* START Material provided *
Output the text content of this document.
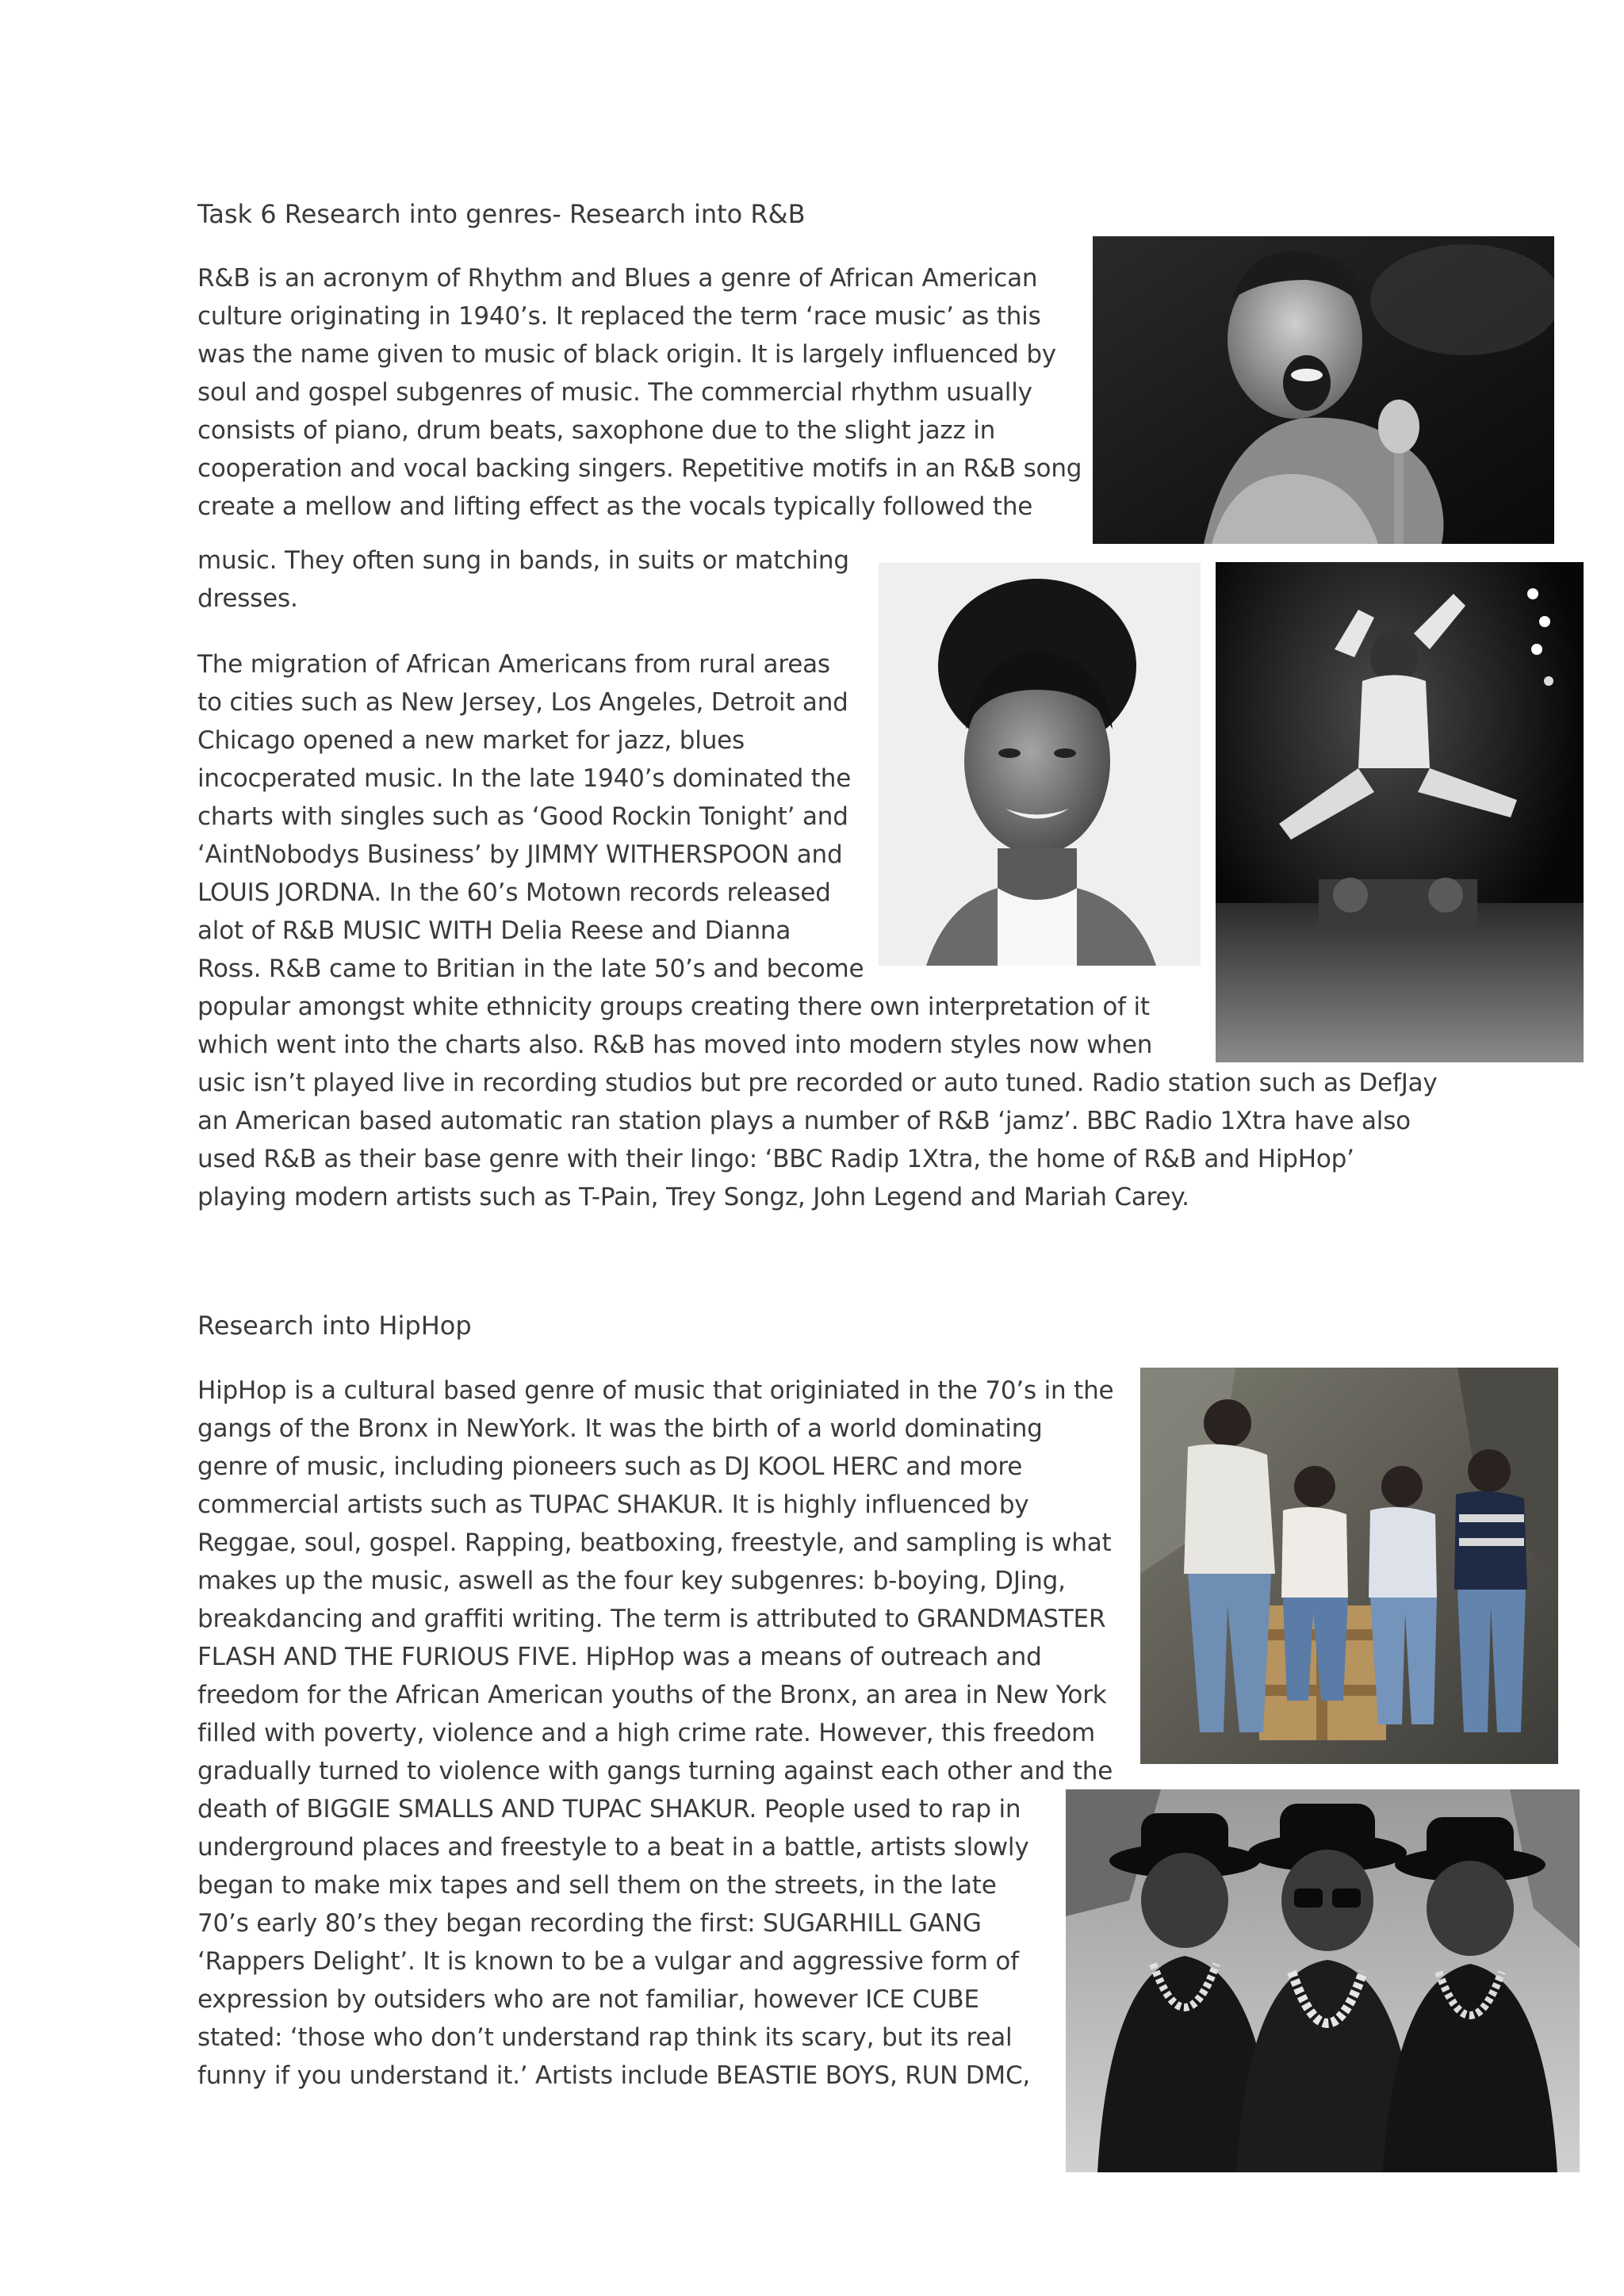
Task 6 Research into genres- Research into R&B
R&B is an acronym of Rhythm and Blues a genre of African American
culture originating in 1940’s. It replaced the term ‘race music’ as this
was the name given to music of black origin. It is largely influenced by
soul and gospel subgenres of music. The commercial rhythm usually
consists of piano, drum beats, saxophone due to the slight jazz in
cooperation and vocal backing singers. Repetitive motifs in an R&B song
create a mellow and lifting effect as the vocals typically followed the
music. They often sung in bands, in suits or matching
dresses.
The migration of African Americans from rural areas
to cities such as New Jersey, Los Angeles, Detroit and
Chicago opened a new market for jazz, blues
incocperated music. In the late 1940’s dominated the
charts with singles such as ‘Good Rockin Tonight’ and
‘AintNobodys Business’ by JIMMY WITHERSPOON and
LOUIS JORDNA. In the 60’s Motown records released
alot of R&B MUSIC WITH Delia Reese and Dianna
Ross. R&B came to Britian in the late 50’s and become
popular amongst white ethnicity groups creating there own interpretation of it
which went into the charts also. R&B has moved into modern styles now when
usic isn’t played live in recording studios but pre recorded or auto tuned. Radio station such as DefJay
an American based automatic ran station plays a number of R&B ‘jamz’. BBC Radio 1Xtra have also
used R&B as their base genre with their lingo: ‘BBC Radip 1Xtra, the home of R&B and HipHop’
playing modern artists such as T-Pain, Trey Songz, John Legend and Mariah Carey.
Research into HipHop
HipHop is a cultural based genre of music that originiated in the 70’s in the
gangs of the Bronx in NewYork. It was the birth of a world dominating
genre of music, including pioneers such as DJ KOOL HERC and more
commercial artists such as TUPAC SHAKUR. It is highly influenced by
Reggae, soul, gospel. Rapping, beatboxing, freestyle, and sampling is what
makes up the music, aswell as the four key subgenres: b-boying, DJing,
breakdancing and graffiti writing. The term is attributed to GRANDMASTER
FLASH AND THE FURIOUS FIVE. HipHop was a means of outreach and
freedom for the African American youths of the Bronx, an area in New York
filled with poverty, violence and a high crime rate. However, this freedom
gradually turned to violence with gangs turning against each other and the
death of BIGGIE SMALLS AND TUPAC SHAKUR. People used to rap in
underground places and freestyle to a beat in a battle, artists slowly
began to make mix tapes and sell them on the streets, in the late
70’s early 80’s they began recording the first: SUGARHILL GANG
‘Rappers Delight’. It is known to be a vulgar and aggressive form of
expression by outsiders who are not familiar, however ICE CUBE
stated: ‘those who don’t understand rap think its scary, but its real
funny if you understand it.’ Artists include BEASTIE BOYS, RUN DMC,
* END Material provided *
● **Given request**
Return the listing above in full and without alteration, excluding its pictures.

● **Exercise result**
Output the text content of this document.
Task 6 Research into genres- Research into R&B
R&B is an acronym of Rhythm and Blues a genre of African American
culture originating in 1940’s. It replaced the term ‘race music’ as this
was the name given to music of black origin. It is largely influenced by
soul and gospel subgenres of music. The commercial rhythm usually
consists of piano, drum beats, saxophone due to the slight jazz in
cooperation and vocal backing singers. Repetitive motifs in an R&B song
create a mellow and lifting effect as the vocals typically followed the
music. They often sung in bands, in suits or matching
dresses.
The migration of African Americans from rural areas
to cities such as New Jersey, Los Angeles, Detroit and
Chicago opened a new market for jazz, blues
incocperated music. In the late 1940’s dominated the
charts with singles such as ‘Good Rockin Tonight’ and
‘AintNobodys Business’ by JIMMY WITHERSPOON and
LOUIS JORDNA. In the 60’s Motown records released
alot of R&B MUSIC WITH Delia Reese and Dianna
Ross. R&B came to Britian in the late 50’s and become
popular amongst white ethnicity groups creating there own interpretation of it
which went into the charts also. R&B has moved into modern styles now when
usic isn’t played live in recording studios but pre recorded or auto tuned. Radio station such as DefJay
an American based automatic ran station plays a number of R&B ‘jamz’. BBC Radio 1Xtra have also
used R&B as their base genre with their lingo: ‘BBC Radip 1Xtra, the home of R&B and HipHop’
playing modern artists such as T-Pain, Trey Songz, John Legend and Mariah Carey.
Research into HipHop
HipHop is a cultural based genre of music that originiated in the 70’s in the
gangs of the Bronx in NewYork. It was the birth of a world dominating
genre of music, including pioneers such as DJ KOOL HERC and more
commercial artists such as TUPAC SHAKUR. It is highly influenced by
Reggae, soul, gospel. Rapping, beatboxing, freestyle, and sampling is what
makes up the music, aswell as the four key subgenres: b-boying, DJing,
breakdancing and graffiti writing. The term is attributed to GRANDMASTER
FLASH AND THE FURIOUS FIVE. HipHop was a means of outreach and
freedom for the African American youths of the Bronx, an area in New York
filled with poverty, violence and a high crime rate. However, this freedom
gradually turned to violence with gangs turning against each other and the
death of BIGGIE SMALLS AND TUPAC SHAKUR. People used to rap in
underground places and freestyle to a beat in a battle, artists slowly
began to make mix tapes and sell them on the streets, in the late
70’s early 80’s they began recording the first: SUGARHILL GANG
‘Rappers Delight’. It is known to be a vulgar and aggressive form of
expression by outsiders who are not familiar, however ICE CUBE
stated: ‘those who don’t understand rap think its scary, but its real
funny if you understand it.’ Artists include BEASTIE BOYS, RUN DMC,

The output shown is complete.